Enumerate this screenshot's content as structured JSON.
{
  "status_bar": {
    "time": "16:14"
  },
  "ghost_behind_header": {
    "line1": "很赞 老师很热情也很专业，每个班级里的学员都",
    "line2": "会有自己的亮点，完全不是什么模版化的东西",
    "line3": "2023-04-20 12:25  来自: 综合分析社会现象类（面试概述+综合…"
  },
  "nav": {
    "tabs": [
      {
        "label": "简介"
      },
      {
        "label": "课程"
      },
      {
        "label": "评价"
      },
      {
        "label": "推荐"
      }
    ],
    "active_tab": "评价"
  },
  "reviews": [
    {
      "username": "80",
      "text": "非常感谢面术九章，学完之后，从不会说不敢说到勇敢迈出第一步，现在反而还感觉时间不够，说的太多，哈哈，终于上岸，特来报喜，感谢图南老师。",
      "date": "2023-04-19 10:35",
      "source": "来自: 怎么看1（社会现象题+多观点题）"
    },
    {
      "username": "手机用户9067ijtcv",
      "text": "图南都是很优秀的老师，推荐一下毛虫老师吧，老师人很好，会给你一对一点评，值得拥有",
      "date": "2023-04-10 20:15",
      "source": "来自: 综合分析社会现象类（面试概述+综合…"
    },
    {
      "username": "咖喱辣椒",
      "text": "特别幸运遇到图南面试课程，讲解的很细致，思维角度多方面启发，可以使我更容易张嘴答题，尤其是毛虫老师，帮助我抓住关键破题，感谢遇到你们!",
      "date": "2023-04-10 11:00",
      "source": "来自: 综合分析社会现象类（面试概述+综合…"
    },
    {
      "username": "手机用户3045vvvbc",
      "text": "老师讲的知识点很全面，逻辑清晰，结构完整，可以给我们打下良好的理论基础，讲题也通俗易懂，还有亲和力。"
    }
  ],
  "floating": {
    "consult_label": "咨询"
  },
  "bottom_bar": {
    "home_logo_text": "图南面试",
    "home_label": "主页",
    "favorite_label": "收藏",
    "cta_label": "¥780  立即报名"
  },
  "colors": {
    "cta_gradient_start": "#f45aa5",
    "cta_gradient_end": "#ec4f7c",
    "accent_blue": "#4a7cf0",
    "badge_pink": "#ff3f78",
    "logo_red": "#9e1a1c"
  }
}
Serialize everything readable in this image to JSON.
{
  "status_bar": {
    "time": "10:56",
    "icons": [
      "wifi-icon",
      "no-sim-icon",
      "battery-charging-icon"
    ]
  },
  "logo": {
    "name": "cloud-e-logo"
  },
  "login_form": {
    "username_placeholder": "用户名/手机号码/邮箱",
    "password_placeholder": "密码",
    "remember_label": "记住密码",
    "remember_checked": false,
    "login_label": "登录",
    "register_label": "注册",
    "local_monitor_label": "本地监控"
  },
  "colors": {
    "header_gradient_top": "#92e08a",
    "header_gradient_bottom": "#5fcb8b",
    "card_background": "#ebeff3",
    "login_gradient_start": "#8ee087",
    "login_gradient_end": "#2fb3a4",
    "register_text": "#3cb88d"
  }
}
◇ ◇ ◇ ◇
THE REQUEST: Print all of the entries again, exactly as written.

TASK RESPONSE:
Enumerate this screenshot's content as structured JSON.
{
  "status_bar": {
    "time": "16:14"
  },
  "ghost_behind_header": {
    "line1": "很赞 老师很热情也很专业，每个班级里的学员都",
    "line2": "会有自己的亮点，完全不是什么模版化的东西",
    "line3": "2023-04-20 12:25  来自: 综合分析社会现象类（面试概述+综合…"
  },
  "nav": {
    "tabs": [
      {
        "label": "简介"
      },
      {
        "label": "课程"
      },
      {
        "label": "评价"
      },
      {
        "label": "推荐"
      }
    ],
    "active_tab": "评价"
  },
  "reviews": [
    {
      "username": "80",
      "text": "非常感谢面术九章，学完之后，从不会说不敢说到勇敢迈出第一步，现在反而还感觉时间不够，说的太多，哈哈，终于上岸，特来报喜，感谢图南老师。",
      "date": "2023-04-19 10:35",
      "source": "来自: 怎么看1（社会现象题+多观点题）"
    },
    {
      "username": "手机用户9067ijtcv",
      "text": "图南都是很优秀的老师，推荐一下毛虫老师吧，老师人很好，会给你一对一点评，值得拥有",
      "date": "2023-04-10 20:15",
      "source": "来自: 综合分析社会现象类（面试概述+综合…"
    },
    {
      "username": "咖喱辣椒",
      "text": "特别幸运遇到图南面试课程，讲解的很细致，思维角度多方面启发，可以使我更容易张嘴答题，尤其是毛虫老师，帮助我抓住关键破题，感谢遇到你们!",
      "date": "2023-04-10 11:00",
      "source": "来自: 综合分析社会现象类（面试概述+综合…"
    },
    {
      "username": "手机用户3045vvvbc",
      "text": "老师讲的知识点很全面，逻辑清晰，结构完整，可以给我们打下良好的理论基础，讲题也通俗易懂，还有亲和力。"
    }
  ],
  "floating": {
    "consult_label": "咨询"
  },
  "bottom_bar": {
    "home_logo_text": "图南面试",
    "home_label": "主页",
    "favorite_label": "收藏",
    "cta_label": "¥780  立即报名"
  },
  "colors": {
    "cta_gradient_start": "#f45aa5",
    "cta_gradient_end": "#ec4f7c",
    "accent_blue": "#4a7cf0",
    "badge_pink": "#ff3f78",
    "logo_red": "#9e1a1c"
  }
}
Serialize everything readable in this image to JSON.
{
  "status_bar": {
    "time": "10:56",
    "icons": [
      "wifi-icon",
      "no-sim-icon",
      "battery-charging-icon"
    ]
  },
  "logo": {
    "name": "cloud-e-logo"
  },
  "login_form": {
    "username_placeholder": "用户名/手机号码/邮箱",
    "password_placeholder": "密码",
    "remember_label": "记住密码",
    "remember_checked": false,
    "login_label": "登录",
    "register_label": "注册",
    "local_monitor_label": "本地监控"
  },
  "colors": {
    "header_gradient_top": "#92e08a",
    "header_gradient_bottom": "#5fcb8b",
    "card_background": "#ebeff3",
    "login_gradient_start": "#8ee087",
    "login_gradient_end": "#2fb3a4",
    "register_text": "#3cb88d"
  }
}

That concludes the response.